#### Brief:
Every line of the material below must be repeated exactly.

— START Provided data —

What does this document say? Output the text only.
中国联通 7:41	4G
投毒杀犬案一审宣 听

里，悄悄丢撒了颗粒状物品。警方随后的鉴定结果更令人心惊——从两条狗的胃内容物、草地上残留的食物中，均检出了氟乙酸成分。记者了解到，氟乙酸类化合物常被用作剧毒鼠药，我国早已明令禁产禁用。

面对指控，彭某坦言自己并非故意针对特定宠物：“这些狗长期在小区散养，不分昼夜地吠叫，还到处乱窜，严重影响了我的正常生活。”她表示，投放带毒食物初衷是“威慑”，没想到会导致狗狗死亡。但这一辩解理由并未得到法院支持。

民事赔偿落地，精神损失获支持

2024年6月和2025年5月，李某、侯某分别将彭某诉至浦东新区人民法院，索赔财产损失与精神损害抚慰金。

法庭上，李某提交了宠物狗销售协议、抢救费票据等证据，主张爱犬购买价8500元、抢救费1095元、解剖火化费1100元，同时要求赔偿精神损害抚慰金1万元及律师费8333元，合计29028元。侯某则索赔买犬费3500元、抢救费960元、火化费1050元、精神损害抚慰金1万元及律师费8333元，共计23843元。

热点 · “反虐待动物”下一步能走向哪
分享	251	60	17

— END Provided data —

#### Exercise answer:
What does this document say? Output the text only.
中国联通 7:41	4G
投毒杀犬案一审宣 听

里，悄悄丢撒了颗粒状物品。警方随后的鉴定结果更令人心惊——从两条狗的胃内容物、草地上残留的食物中，均检出了氟乙酸成分。记者了解到，氟乙酸类化合物常被用作剧毒鼠药，我国早已明令禁产禁用。

面对指控，彭某坦言自己并非故意针对特定宠物：“这些狗长期在小区散养，不分昼夜地吠叫，还到处乱窜，严重影响了我的正常生活。”她表示，投放带毒食物初衷是“威慑”，没想到会导致狗狗死亡。但这一辩解理由并未得到法院支持。

民事赔偿落地，精神损失获支持

2024年6月和2025年5月，李某、侯某分别将彭某诉至浦东新区人民法院，索赔财产损失与精神损害抚慰金。

法庭上，李某提交了宠物狗销售协议、抢救费票据等证据，主张爱犬购买价8500元、抢救费1095元、解剖火化费1100元，同时要求赔偿精神损害抚慰金1万元及律师费8333元，合计29028元。侯某则索赔买犬费3500元、抢救费960元、火化费1050元、精神损害抚慰金1万元及律师费8333元，共计23843元。

热点 · “反虐待动物”下一步能走向哪
分享	251	60	17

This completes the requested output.